### WHAT IS REQUIRED
Repeat every line of the data exactly, but not the pictures.

----- MATERIAL

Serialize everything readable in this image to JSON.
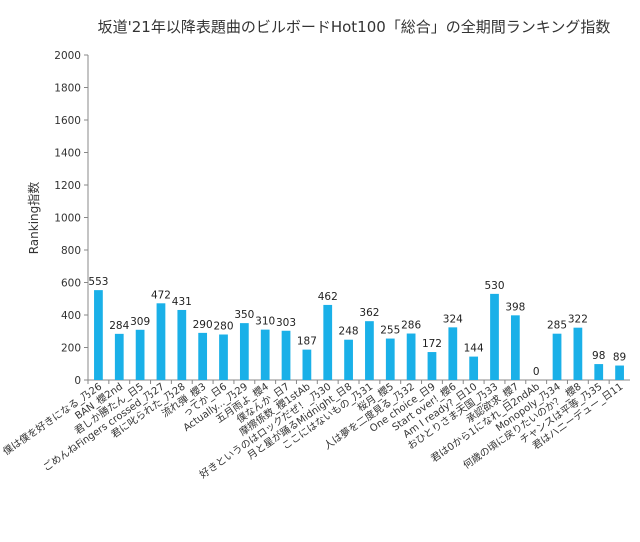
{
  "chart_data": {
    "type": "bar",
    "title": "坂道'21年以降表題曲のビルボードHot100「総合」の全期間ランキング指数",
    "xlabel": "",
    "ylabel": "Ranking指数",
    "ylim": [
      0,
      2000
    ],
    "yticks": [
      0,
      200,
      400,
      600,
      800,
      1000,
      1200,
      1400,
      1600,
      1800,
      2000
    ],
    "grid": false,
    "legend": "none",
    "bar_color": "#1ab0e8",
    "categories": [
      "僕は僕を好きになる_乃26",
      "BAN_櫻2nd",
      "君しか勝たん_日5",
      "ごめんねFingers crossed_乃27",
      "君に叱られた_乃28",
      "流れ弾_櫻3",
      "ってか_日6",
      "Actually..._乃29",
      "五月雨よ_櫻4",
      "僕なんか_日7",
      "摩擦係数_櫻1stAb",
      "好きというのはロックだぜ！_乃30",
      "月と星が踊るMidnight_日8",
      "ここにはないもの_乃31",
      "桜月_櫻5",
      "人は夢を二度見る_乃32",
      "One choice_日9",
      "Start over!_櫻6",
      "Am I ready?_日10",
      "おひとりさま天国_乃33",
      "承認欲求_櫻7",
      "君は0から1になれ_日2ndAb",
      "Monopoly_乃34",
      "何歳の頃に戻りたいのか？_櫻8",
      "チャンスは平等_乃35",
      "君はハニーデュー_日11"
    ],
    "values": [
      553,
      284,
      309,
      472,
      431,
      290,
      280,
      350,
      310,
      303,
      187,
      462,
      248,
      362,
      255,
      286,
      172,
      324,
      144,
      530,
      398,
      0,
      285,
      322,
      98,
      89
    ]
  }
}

----------

### SOLUTION
Serialize everything readable in this image to JSON.
{
  "chart_data": {
    "type": "bar",
    "title": "坂道'21年以降表題曲のビルボードHot100「総合」の全期間ランキング指数",
    "xlabel": "",
    "ylabel": "Ranking指数",
    "ylim": [
      0,
      2000
    ],
    "yticks": [
      0,
      200,
      400,
      600,
      800,
      1000,
      1200,
      1400,
      1600,
      1800,
      2000
    ],
    "grid": false,
    "legend": "none",
    "bar_color": "#1ab0e8",
    "categories": [
      "僕は僕を好きになる_乃26",
      "BAN_櫻2nd",
      "君しか勝たん_日5",
      "ごめんねFingers crossed_乃27",
      "君に叱られた_乃28",
      "流れ弾_櫻3",
      "ってか_日6",
      "Actually..._乃29",
      "五月雨よ_櫻4",
      "僕なんか_日7",
      "摩擦係数_櫻1stAb",
      "好きというのはロックだぜ！_乃30",
      "月と星が踊るMidnight_日8",
      "ここにはないもの_乃31",
      "桜月_櫻5",
      "人は夢を二度見る_乃32",
      "One choice_日9",
      "Start over!_櫻6",
      "Am I ready?_日10",
      "おひとりさま天国_乃33",
      "承認欲求_櫻7",
      "君は0から1になれ_日2ndAb",
      "Monopoly_乃34",
      "何歳の頃に戻りたいのか？_櫻8",
      "チャンスは平等_乃35",
      "君はハニーデュー_日11"
    ],
    "values": [
      553,
      284,
      309,
      472,
      431,
      290,
      280,
      350,
      310,
      303,
      187,
      462,
      248,
      362,
      255,
      286,
      172,
      324,
      144,
      530,
      398,
      0,
      285,
      322,
      98,
      89
    ]
  }
}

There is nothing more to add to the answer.